What is expected:
Write out all of the data without omission, exactly as shown.

□ □ □

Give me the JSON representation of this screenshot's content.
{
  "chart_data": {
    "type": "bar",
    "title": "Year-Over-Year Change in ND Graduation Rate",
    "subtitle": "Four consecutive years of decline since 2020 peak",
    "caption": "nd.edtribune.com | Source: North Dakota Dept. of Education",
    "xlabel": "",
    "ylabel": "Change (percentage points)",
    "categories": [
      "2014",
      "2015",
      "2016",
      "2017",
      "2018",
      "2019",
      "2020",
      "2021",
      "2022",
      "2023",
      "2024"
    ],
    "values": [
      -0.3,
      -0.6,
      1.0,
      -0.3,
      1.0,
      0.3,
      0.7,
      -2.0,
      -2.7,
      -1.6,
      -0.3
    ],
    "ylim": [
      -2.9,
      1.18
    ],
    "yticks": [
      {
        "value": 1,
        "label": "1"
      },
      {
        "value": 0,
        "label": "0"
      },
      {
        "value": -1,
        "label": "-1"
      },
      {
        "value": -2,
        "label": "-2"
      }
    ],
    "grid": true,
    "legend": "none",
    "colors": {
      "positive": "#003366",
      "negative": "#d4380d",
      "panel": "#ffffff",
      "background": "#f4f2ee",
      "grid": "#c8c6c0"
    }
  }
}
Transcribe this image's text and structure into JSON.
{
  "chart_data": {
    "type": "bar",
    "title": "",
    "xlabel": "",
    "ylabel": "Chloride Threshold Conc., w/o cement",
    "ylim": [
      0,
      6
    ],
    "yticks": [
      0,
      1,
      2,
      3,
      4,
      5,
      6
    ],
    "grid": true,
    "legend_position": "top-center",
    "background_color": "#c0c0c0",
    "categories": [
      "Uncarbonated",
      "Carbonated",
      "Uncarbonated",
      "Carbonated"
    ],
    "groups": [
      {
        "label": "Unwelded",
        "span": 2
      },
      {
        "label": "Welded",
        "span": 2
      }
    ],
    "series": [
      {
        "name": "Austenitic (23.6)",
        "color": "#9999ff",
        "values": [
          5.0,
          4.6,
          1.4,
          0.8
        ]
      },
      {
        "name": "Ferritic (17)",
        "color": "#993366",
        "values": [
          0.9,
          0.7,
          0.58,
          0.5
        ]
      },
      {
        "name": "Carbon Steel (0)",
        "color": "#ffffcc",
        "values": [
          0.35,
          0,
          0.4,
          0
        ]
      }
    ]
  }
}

□ □ □

Reply:
Give me the JSON representation of this screenshot's content.
{
  "chart_data": {
    "type": "bar",
    "title": "Year-Over-Year Change in ND Graduation Rate",
    "subtitle": "Four consecutive years of decline since 2020 peak",
    "caption": "nd.edtribune.com | Source: North Dakota Dept. of Education",
    "xlabel": "",
    "ylabel": "Change (percentage points)",
    "categories": [
      "2014",
      "2015",
      "2016",
      "2017",
      "2018",
      "2019",
      "2020",
      "2021",
      "2022",
      "2023",
      "2024"
    ],
    "values": [
      -0.3,
      -0.6,
      1.0,
      -0.3,
      1.0,
      0.3,
      0.7,
      -2.0,
      -2.7,
      -1.6,
      -0.3
    ],
    "ylim": [
      -2.9,
      1.18
    ],
    "yticks": [
      {
        "value": 1,
        "label": "1"
      },
      {
        "value": 0,
        "label": "0"
      },
      {
        "value": -1,
        "label": "-1"
      },
      {
        "value": -2,
        "label": "-2"
      }
    ],
    "grid": true,
    "legend": "none",
    "colors": {
      "positive": "#003366",
      "negative": "#d4380d",
      "panel": "#ffffff",
      "background": "#f4f2ee",
      "grid": "#c8c6c0"
    }
  }
}
Transcribe this image's text and structure into JSON.
{
  "chart_data": {
    "type": "bar",
    "title": "",
    "xlabel": "",
    "ylabel": "Chloride Threshold Conc., w/o cement",
    "ylim": [
      0,
      6
    ],
    "yticks": [
      0,
      1,
      2,
      3,
      4,
      5,
      6
    ],
    "grid": true,
    "legend_position": "top-center",
    "background_color": "#c0c0c0",
    "categories": [
      "Uncarbonated",
      "Carbonated",
      "Uncarbonated",
      "Carbonated"
    ],
    "groups": [
      {
        "label": "Unwelded",
        "span": 2
      },
      {
        "label": "Welded",
        "span": 2
      }
    ],
    "series": [
      {
        "name": "Austenitic (23.6)",
        "color": "#9999ff",
        "values": [
          5.0,
          4.6,
          1.4,
          0.8
        ]
      },
      {
        "name": "Ferritic (17)",
        "color": "#993366",
        "values": [
          0.9,
          0.7,
          0.58,
          0.5
        ]
      },
      {
        "name": "Carbon Steel (0)",
        "color": "#ffffcc",
        "values": [
          0.35,
          0,
          0.4,
          0
        ]
      }
    ]
  }
}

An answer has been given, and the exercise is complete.